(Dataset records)
* * * * * * *
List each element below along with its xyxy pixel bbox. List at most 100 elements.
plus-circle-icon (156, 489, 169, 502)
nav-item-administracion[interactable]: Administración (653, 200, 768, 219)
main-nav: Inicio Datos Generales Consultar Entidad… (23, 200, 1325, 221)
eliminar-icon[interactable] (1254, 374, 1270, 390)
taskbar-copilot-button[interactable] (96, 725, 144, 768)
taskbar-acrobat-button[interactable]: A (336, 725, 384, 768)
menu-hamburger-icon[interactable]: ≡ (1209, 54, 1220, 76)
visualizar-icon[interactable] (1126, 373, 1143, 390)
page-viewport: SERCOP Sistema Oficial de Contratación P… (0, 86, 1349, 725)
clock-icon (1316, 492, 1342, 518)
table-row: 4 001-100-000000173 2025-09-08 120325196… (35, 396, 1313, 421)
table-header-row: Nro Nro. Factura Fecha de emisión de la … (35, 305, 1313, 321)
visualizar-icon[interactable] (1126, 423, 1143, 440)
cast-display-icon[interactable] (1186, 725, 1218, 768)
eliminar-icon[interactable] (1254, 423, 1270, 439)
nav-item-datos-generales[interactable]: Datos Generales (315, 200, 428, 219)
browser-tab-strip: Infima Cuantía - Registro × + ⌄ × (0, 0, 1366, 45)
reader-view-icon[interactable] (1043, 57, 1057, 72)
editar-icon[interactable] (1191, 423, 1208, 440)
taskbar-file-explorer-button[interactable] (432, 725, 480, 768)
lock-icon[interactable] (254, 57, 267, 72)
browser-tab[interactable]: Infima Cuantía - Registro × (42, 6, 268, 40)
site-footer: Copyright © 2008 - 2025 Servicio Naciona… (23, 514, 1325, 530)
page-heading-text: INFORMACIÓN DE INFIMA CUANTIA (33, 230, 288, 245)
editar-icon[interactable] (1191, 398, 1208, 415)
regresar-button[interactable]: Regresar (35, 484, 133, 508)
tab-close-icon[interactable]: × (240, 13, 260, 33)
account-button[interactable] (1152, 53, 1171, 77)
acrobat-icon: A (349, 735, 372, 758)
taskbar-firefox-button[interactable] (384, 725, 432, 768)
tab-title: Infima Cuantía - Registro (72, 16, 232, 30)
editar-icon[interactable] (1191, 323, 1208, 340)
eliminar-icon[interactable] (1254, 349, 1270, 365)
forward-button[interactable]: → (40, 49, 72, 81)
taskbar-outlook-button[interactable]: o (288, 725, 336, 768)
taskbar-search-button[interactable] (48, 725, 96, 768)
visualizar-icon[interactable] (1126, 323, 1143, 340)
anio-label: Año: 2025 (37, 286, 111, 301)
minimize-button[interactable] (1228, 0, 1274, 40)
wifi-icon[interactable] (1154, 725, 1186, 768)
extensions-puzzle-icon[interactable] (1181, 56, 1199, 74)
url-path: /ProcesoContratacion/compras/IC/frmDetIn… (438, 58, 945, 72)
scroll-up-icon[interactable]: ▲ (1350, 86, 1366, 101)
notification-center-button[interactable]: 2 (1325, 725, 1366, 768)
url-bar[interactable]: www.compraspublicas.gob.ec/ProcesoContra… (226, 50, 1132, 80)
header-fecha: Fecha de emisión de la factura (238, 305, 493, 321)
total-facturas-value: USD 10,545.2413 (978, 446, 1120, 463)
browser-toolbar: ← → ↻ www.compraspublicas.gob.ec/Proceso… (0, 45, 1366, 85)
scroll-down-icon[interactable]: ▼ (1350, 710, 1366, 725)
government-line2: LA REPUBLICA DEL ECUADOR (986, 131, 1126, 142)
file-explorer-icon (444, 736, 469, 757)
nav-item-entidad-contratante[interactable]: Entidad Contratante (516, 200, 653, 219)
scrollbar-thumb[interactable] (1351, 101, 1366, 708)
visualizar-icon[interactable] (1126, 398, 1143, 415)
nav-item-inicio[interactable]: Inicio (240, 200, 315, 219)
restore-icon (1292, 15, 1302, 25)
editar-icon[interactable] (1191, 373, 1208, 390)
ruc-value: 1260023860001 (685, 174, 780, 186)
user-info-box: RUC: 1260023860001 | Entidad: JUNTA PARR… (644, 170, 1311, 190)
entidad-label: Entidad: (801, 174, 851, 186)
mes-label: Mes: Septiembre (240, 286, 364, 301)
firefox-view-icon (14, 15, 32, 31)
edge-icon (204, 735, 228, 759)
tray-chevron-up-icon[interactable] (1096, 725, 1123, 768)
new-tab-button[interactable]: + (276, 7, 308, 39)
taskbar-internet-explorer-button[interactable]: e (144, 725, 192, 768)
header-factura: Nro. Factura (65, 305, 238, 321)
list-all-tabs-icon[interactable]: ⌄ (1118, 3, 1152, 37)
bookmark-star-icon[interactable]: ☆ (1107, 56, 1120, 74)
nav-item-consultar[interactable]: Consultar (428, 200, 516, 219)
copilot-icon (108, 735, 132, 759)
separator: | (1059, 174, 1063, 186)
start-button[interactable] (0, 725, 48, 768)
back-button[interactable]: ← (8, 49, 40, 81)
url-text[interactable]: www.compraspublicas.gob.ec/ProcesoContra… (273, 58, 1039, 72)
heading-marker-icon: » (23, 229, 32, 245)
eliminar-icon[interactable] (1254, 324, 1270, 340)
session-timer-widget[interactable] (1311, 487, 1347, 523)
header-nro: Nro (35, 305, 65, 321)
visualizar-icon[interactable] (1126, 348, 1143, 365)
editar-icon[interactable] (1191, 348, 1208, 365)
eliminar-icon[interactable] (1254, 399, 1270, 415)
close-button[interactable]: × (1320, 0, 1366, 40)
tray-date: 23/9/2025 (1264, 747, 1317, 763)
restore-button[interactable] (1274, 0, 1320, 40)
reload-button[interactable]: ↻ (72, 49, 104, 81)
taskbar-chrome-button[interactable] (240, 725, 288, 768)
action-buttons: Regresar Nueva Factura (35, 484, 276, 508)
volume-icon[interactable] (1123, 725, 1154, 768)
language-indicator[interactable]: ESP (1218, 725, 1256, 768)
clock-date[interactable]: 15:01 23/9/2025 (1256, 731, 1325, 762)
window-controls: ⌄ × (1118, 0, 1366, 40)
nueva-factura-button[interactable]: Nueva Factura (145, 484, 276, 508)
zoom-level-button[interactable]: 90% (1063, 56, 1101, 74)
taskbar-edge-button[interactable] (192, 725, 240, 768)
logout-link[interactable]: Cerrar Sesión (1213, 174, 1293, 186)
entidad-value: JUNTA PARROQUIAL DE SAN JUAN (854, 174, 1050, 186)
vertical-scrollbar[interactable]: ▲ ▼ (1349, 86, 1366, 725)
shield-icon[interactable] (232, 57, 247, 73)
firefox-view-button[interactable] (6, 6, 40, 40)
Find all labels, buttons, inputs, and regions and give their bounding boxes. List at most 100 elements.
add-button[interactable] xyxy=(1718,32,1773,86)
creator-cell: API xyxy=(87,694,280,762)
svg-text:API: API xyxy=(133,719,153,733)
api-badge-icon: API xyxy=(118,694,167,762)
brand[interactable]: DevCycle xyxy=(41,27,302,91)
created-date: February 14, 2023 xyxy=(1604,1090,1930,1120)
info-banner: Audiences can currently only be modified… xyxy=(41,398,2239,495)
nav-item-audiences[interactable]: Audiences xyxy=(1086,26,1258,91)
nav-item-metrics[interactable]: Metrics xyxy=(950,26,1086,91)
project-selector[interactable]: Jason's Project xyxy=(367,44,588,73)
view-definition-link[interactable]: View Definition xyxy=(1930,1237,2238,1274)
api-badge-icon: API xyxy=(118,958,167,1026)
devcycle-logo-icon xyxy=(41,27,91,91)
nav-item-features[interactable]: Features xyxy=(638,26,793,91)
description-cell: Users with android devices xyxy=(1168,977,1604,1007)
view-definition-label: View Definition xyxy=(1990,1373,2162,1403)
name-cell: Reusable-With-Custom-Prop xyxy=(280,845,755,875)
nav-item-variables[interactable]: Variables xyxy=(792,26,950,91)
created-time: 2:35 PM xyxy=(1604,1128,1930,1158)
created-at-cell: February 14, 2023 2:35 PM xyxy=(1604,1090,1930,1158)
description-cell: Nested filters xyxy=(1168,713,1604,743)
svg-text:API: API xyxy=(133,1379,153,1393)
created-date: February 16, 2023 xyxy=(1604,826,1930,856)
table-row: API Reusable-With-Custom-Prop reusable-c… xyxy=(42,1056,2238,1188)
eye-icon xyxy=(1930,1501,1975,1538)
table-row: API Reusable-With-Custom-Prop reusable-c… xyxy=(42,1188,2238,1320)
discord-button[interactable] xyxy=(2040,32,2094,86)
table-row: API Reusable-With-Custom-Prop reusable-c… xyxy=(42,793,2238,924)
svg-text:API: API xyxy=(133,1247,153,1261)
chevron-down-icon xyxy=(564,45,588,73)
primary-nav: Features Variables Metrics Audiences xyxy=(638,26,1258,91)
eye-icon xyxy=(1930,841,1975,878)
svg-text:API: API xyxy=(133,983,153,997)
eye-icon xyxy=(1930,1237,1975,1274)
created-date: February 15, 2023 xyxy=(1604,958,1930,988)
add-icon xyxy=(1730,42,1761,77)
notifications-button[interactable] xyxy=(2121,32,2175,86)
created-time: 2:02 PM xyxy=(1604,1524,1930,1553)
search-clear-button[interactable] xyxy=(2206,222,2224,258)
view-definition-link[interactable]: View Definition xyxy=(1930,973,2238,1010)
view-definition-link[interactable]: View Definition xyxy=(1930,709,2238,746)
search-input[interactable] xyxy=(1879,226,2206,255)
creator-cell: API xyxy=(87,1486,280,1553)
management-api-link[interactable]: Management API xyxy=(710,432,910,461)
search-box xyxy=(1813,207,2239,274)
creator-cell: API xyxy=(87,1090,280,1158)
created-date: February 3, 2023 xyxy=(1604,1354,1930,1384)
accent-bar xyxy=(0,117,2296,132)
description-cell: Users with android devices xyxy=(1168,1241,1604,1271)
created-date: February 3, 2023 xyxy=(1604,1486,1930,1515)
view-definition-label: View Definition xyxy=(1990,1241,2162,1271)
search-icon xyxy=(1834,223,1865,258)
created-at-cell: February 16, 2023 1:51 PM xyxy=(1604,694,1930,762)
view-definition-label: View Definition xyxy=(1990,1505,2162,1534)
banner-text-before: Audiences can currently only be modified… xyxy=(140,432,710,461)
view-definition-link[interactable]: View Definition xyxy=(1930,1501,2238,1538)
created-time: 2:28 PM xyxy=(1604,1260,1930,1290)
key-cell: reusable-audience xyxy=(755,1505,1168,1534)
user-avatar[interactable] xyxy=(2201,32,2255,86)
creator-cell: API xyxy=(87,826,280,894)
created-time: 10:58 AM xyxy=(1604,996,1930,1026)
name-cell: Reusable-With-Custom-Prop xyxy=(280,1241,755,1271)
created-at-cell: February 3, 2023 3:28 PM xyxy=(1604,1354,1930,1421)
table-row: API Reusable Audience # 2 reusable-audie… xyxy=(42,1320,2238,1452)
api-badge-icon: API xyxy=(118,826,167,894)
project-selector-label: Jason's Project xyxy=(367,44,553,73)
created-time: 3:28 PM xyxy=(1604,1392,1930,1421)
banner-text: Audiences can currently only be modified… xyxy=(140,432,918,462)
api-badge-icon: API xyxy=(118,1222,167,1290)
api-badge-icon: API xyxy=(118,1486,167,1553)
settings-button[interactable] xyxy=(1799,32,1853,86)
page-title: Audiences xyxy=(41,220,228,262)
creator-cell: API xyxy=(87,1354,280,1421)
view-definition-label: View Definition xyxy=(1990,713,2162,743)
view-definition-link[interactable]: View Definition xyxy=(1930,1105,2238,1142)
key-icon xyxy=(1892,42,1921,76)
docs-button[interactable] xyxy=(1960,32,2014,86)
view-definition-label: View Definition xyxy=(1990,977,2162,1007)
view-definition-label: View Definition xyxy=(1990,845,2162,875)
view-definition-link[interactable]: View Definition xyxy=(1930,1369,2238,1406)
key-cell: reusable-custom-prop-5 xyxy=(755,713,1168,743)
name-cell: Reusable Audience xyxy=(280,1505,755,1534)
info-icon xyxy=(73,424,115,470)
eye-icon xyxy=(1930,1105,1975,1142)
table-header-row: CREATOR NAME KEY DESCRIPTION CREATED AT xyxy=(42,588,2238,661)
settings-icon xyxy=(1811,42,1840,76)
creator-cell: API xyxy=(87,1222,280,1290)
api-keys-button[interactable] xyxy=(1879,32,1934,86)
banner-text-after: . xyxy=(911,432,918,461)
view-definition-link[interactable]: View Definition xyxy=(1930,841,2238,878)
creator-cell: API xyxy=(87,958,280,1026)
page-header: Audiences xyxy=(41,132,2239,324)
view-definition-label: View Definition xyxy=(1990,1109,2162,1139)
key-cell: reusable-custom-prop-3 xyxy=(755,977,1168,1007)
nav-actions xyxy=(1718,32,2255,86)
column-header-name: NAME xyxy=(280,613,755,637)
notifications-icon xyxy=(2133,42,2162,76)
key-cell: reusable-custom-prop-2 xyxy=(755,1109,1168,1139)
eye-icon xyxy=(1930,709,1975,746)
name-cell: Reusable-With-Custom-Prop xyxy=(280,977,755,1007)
* * * * * * *
**Problem details:**
Count the lines of the records above that contain the string "editar". Reply with only the number.

**Answer to this exercise:**
5